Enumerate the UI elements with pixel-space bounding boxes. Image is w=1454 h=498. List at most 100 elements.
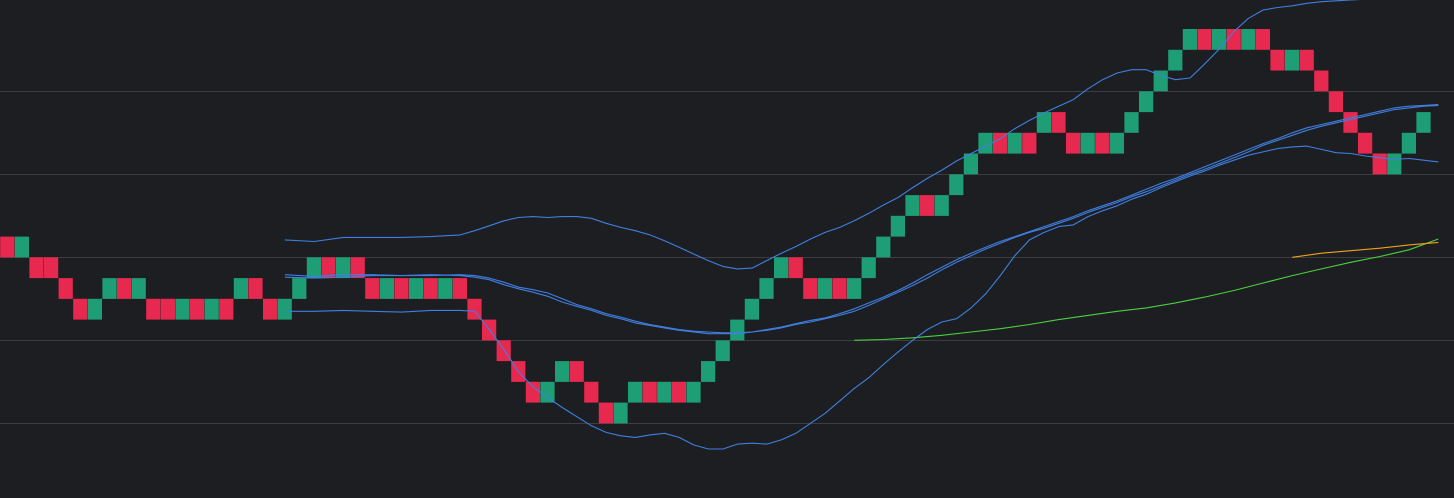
bullish-brick (540, 381, 555, 403)
bearish-brick (496, 340, 511, 362)
bearish-brick (1328, 91, 1343, 113)
bearish-brick (1372, 153, 1387, 175)
bullish-brick (409, 278, 424, 299)
bollinger-bands (284, 0, 1439, 450)
bearish-brick (190, 298, 205, 320)
bearish-brick (73, 298, 88, 320)
bearish-brick (1226, 29, 1241, 50)
bullish-brick (744, 298, 759, 320)
bearish-brick (1095, 132, 1110, 154)
bearish-brick (117, 278, 132, 299)
bearish-brick (1314, 70, 1329, 92)
bullish-brick (438, 278, 453, 299)
bearish-brick (452, 278, 467, 299)
bullish-brick (934, 195, 949, 216)
bullish-brick (233, 278, 248, 299)
bullish-brick (817, 278, 832, 299)
bullish-brick (905, 195, 920, 216)
bullish-brick (701, 361, 716, 382)
bullish-brick (715, 340, 730, 362)
bearish-brick (788, 257, 803, 279)
bearish-brick (1255, 29, 1270, 50)
bearish-brick (993, 132, 1008, 154)
bearish-brick (598, 402, 613, 424)
bullish-brick (613, 402, 628, 424)
bullish-brick (336, 257, 351, 279)
bearish-brick (29, 257, 44, 279)
bullish-brick (175, 298, 190, 320)
bullish-brick (1168, 49, 1183, 71)
bearish-brick (321, 257, 336, 279)
bearish-brick (803, 278, 818, 299)
bearish-brick (160, 298, 175, 320)
bullish-brick (1080, 132, 1095, 154)
bullish-brick (949, 174, 964, 196)
bullish-brick (1212, 29, 1227, 50)
moving-average-fast-line (284, 104, 1439, 335)
bullish-brick (759, 278, 774, 299)
bullish-brick (204, 298, 219, 320)
bearish-brick (1270, 49, 1285, 71)
bollinger-upper-line (284, 0, 1361, 270)
bearish-brick (44, 257, 59, 279)
moving-average-medium-line (854, 238, 1439, 341)
moving-average-long-line (1292, 241, 1439, 258)
bullish-brick (774, 257, 789, 279)
bearish-brick (350, 257, 365, 279)
bullish-brick (14, 236, 29, 258)
bearish-brick (423, 278, 438, 299)
bullish-brick (1387, 153, 1402, 175)
bearish-brick (1299, 49, 1314, 71)
bearish-brick (219, 298, 234, 320)
bullish-brick (1182, 29, 1197, 50)
bullish-brick (876, 236, 891, 258)
bearish-brick (1358, 132, 1373, 154)
bearish-brick (920, 195, 935, 216)
bullish-brick (628, 381, 643, 403)
bullish-brick (131, 278, 146, 299)
bullish-brick (1285, 49, 1300, 71)
bullish-brick (1007, 132, 1022, 154)
bearish-brick (671, 381, 686, 403)
bearish-brick (1197, 29, 1212, 50)
bearish-brick (569, 361, 584, 382)
bullish-brick (306, 257, 321, 279)
bearish-brick (1051, 112, 1066, 133)
bullish-brick (1124, 112, 1139, 133)
bullish-brick (102, 278, 117, 299)
bullish-brick (1416, 112, 1431, 133)
bullish-brick (292, 278, 307, 299)
bearish-brick (1343, 112, 1358, 133)
bullish-brick (686, 381, 701, 403)
bullish-brick (87, 298, 102, 320)
bearish-brick (525, 381, 540, 403)
bearish-brick (365, 278, 380, 299)
bearish-brick (248, 278, 263, 299)
bearish-brick (832, 278, 847, 299)
bullish-brick (1241, 29, 1256, 50)
bullish-brick (657, 381, 672, 403)
bollinger-basis-line (284, 104, 1439, 334)
bullish-brick (963, 153, 978, 175)
bearish-brick (1066, 132, 1081, 154)
bearish-brick (263, 298, 278, 320)
bullish-brick (277, 298, 292, 320)
bearish-brick (467, 298, 482, 320)
bearish-brick (0, 236, 15, 258)
bearish-brick (642, 381, 657, 403)
bullish-brick (847, 278, 862, 299)
bollinger-lower-line (284, 145, 1439, 450)
bearish-brick (1022, 132, 1037, 154)
bearish-brick (394, 278, 409, 299)
bullish-brick (1109, 132, 1124, 154)
bearish-brick (58, 278, 73, 299)
bullish-brick (730, 319, 745, 341)
bullish-brick (555, 361, 570, 382)
bearish-brick (584, 381, 599, 403)
renko-bricks (0, 29, 1431, 424)
trend-lines-back (854, 238, 1439, 341)
bearish-brick (146, 298, 161, 320)
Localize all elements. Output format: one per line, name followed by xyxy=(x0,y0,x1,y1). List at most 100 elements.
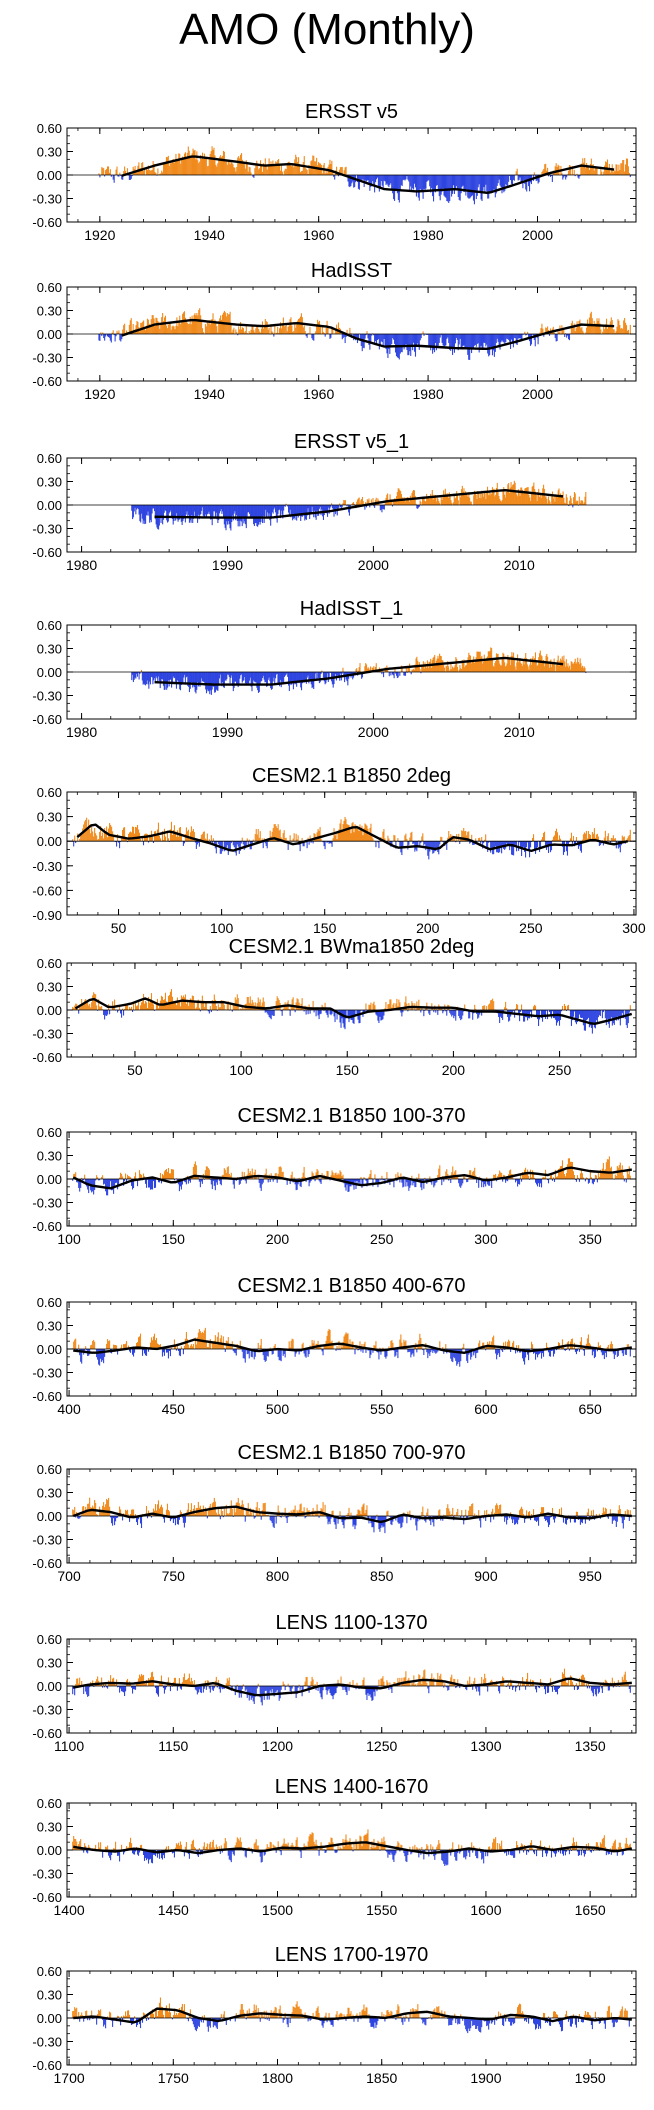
x-tick-label: 200 xyxy=(442,1062,466,1078)
x-tick-label: 250 xyxy=(370,1231,394,1247)
x-tick-label: 1940 xyxy=(194,386,225,402)
x-tick-label: 1960 xyxy=(303,227,334,243)
y-tick-label: 0.60 xyxy=(37,280,62,295)
x-tick-label: 1980 xyxy=(413,227,444,243)
panel-title: ERSST v5 xyxy=(305,101,398,123)
y-tick-label: -0.30 xyxy=(32,1196,62,1211)
smoothed-line xyxy=(154,656,564,686)
y-tick-label: 0.30 xyxy=(37,980,62,995)
y-tick-label: -0.30 xyxy=(32,351,62,366)
y-tick-label: -0.30 xyxy=(32,859,62,874)
chart-panel: CESM2.1 B1850 2deg 0.60 0.30 0.00 -0.30 -0.60… xyxy=(32,765,645,936)
chart-panel: HadISST 0.60 0.30 0.00 -0.30 -0.60 1920 1940 196… xyxy=(32,260,637,402)
panel-title: CESM2.1 B1850 400-670 xyxy=(238,1275,466,1297)
smoothed-line xyxy=(74,997,633,1026)
x-tick-label: 1940 xyxy=(194,227,225,243)
smoothed-line xyxy=(154,488,564,519)
x-tick-label: 2000 xyxy=(522,227,553,243)
y-tick-label: -0.60 xyxy=(32,712,62,727)
x-tick-label: 2000 xyxy=(358,557,389,573)
chart-panel: ERSST v5_1 0.60 0.30 0.00 -0.30 -0.60 1980 1990… xyxy=(32,431,637,573)
x-tick-label: 2000 xyxy=(522,386,553,402)
x-tick-label: 100 xyxy=(57,1231,81,1247)
panel-title: CESM2.1 BWma1850 2deg xyxy=(229,936,475,958)
y-tick-label: 0.00 xyxy=(37,498,62,513)
x-tick-label: 100 xyxy=(229,1062,253,1078)
y-tick-label: -0.30 xyxy=(32,1027,62,1042)
x-tick-label: 1980 xyxy=(66,724,97,740)
y-tick-label: 0.30 xyxy=(37,304,62,319)
x-tick-label: 2010 xyxy=(504,724,535,740)
y-tick-label: 0.60 xyxy=(37,618,62,633)
y-tick-label: -0.60 xyxy=(32,545,62,560)
y-tick-label: -0.60 xyxy=(32,215,62,230)
x-tick-label: 2000 xyxy=(358,724,389,740)
y-tick-label: 0.60 xyxy=(37,121,62,136)
x-tick-label: 200 xyxy=(266,1231,290,1247)
y-tick-label: 0.30 xyxy=(37,810,62,825)
plot-frame xyxy=(66,791,637,916)
x-tick-label: 250 xyxy=(519,920,543,936)
chart-panel: CESM2.1 B1850 100-370 0.60 0.30 0.00 -0.30 -0… xyxy=(32,1105,637,1247)
x-tick-label: 50 xyxy=(111,920,127,936)
y-tick-label: -0.30 xyxy=(32,522,62,537)
panel-title: HadISST xyxy=(311,260,392,282)
x-tick-label: 300 xyxy=(474,1231,498,1247)
x-tick-label: 350 xyxy=(578,1231,602,1247)
y-tick-label: 0.30 xyxy=(37,1149,62,1164)
y-tick-label: -0.60 xyxy=(32,1050,62,1065)
x-tick-label: 250 xyxy=(548,1062,572,1078)
y-tick-label: 0.30 xyxy=(37,145,62,160)
page-title: AMO (Monthly) xyxy=(179,5,475,54)
x-tick-label: 1990 xyxy=(212,557,243,573)
panel-title: CESM2.1 B1850 100-370 xyxy=(238,1105,466,1127)
chart-panel: ERSST v5 0.60 0.30 0.00 -0.30 -0.60 1920 1940 19… xyxy=(32,101,637,243)
y-tick-label: -0.90 xyxy=(32,908,62,923)
y-tick-label: -0.60 xyxy=(32,883,62,898)
x-tick-label: 1980 xyxy=(66,557,97,573)
smoothed-line xyxy=(72,1166,633,1190)
y-tick-label: 0.00 xyxy=(37,1003,62,1018)
y-tick-label: 0.00 xyxy=(37,665,62,680)
chart-panel: CESM2.1 B1850 400-6700.600.300.00-0.30-0… xyxy=(32,1275,637,1417)
bar-series xyxy=(131,647,587,695)
y-tick-label: -0.30 xyxy=(32,689,62,704)
x-tick-label: 150 xyxy=(336,1062,360,1078)
bar-series xyxy=(72,989,631,1034)
y-tick-label: 0.60 xyxy=(37,1125,62,1140)
x-tick-label: 1960 xyxy=(303,386,334,402)
panel-title: ERSST v5_1 xyxy=(294,431,409,453)
y-tick-label: 0.30 xyxy=(37,475,62,490)
x-tick-label: 1990 xyxy=(212,724,243,740)
y-tick-label: 0.60 xyxy=(37,956,62,971)
x-tick-label: 1980 xyxy=(413,386,444,402)
y-tick-label: -0.60 xyxy=(32,374,62,389)
x-tick-label: 100 xyxy=(210,920,234,936)
y-tick-label: 0.60 xyxy=(37,451,62,466)
y-tick-label: 0.00 xyxy=(37,834,62,849)
x-tick-label: 2010 xyxy=(504,557,535,573)
x-tick-label: 1920 xyxy=(84,227,115,243)
x-tick-label: 50 xyxy=(127,1062,143,1078)
y-tick-label: -0.60 xyxy=(32,1219,62,1234)
chart-panel: HadISST_1 0.60 0.30 0.00 -0.30 -0.60 1980 1990 2… xyxy=(32,598,637,740)
y-tick-label: -0.30 xyxy=(32,192,62,207)
y-tick-label: 0.00 xyxy=(37,327,62,342)
x-tick-label: 150 xyxy=(313,920,337,936)
smoothed-line xyxy=(121,318,615,351)
y-tick-label: 0.00 xyxy=(37,1172,62,1187)
y-tick-label: 0.60 xyxy=(37,785,62,800)
y-tick-label: 0.00 xyxy=(37,168,62,183)
panel-title: CESM2.1 B1850 2deg xyxy=(252,765,451,787)
bar-series xyxy=(72,1327,631,1367)
x-tick-label: 150 xyxy=(162,1231,186,1247)
chart-panel: CESM2.1 BWma1850 2deg 0.60 0.30 0.00 -0.30 -0… xyxy=(32,936,637,1078)
x-tick-label: 1920 xyxy=(84,386,115,402)
x-tick-label: 200 xyxy=(416,920,440,936)
y-tick-label: 0.30 xyxy=(37,642,62,657)
smoothed-line xyxy=(76,823,629,853)
smoothed-line xyxy=(121,155,615,195)
bar-series xyxy=(72,816,631,860)
panel-title: HadISST_1 xyxy=(300,598,403,620)
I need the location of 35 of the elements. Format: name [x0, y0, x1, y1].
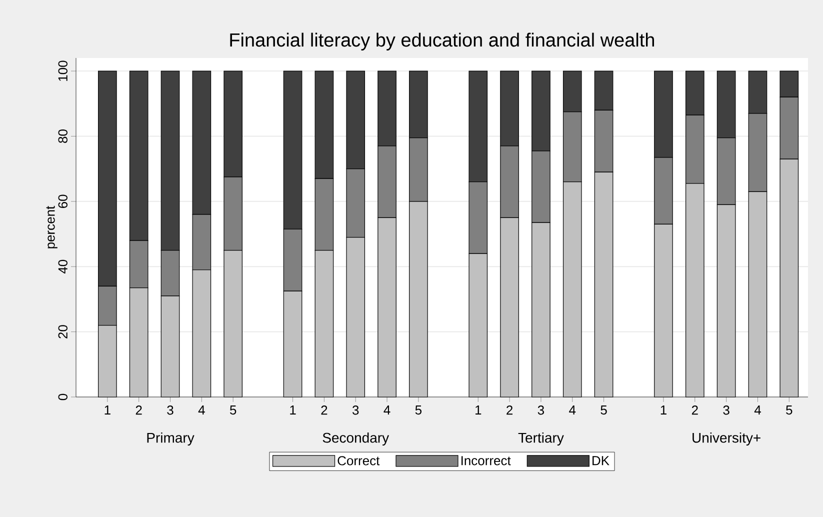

▸ **SET TASK**: Please repeat the items starting with the line that contains "x-tick-label: 200 xyxy=(442,1062,466,1078)" and going on through the line that contains "y-tick-label: -0.30 xyxy=(32,1196,62,1211)", copying each line exactly.

▸ **TASK ANSWER**:
x-tick-label: 200 xyxy=(442,1062,466,1078)
x-tick-label: 250 xyxy=(370,1231,394,1247)
x-tick-label: 1940 xyxy=(194,386,225,402)
x-tick-label: 1960 xyxy=(303,227,334,243)
y-tick-label: 0.60 xyxy=(37,280,62,295)
x-tick-label: 1980 xyxy=(413,227,444,243)
panel-title: ERSST v5 xyxy=(305,101,398,123)
y-tick-label: -0.30 xyxy=(32,1196,62,1211)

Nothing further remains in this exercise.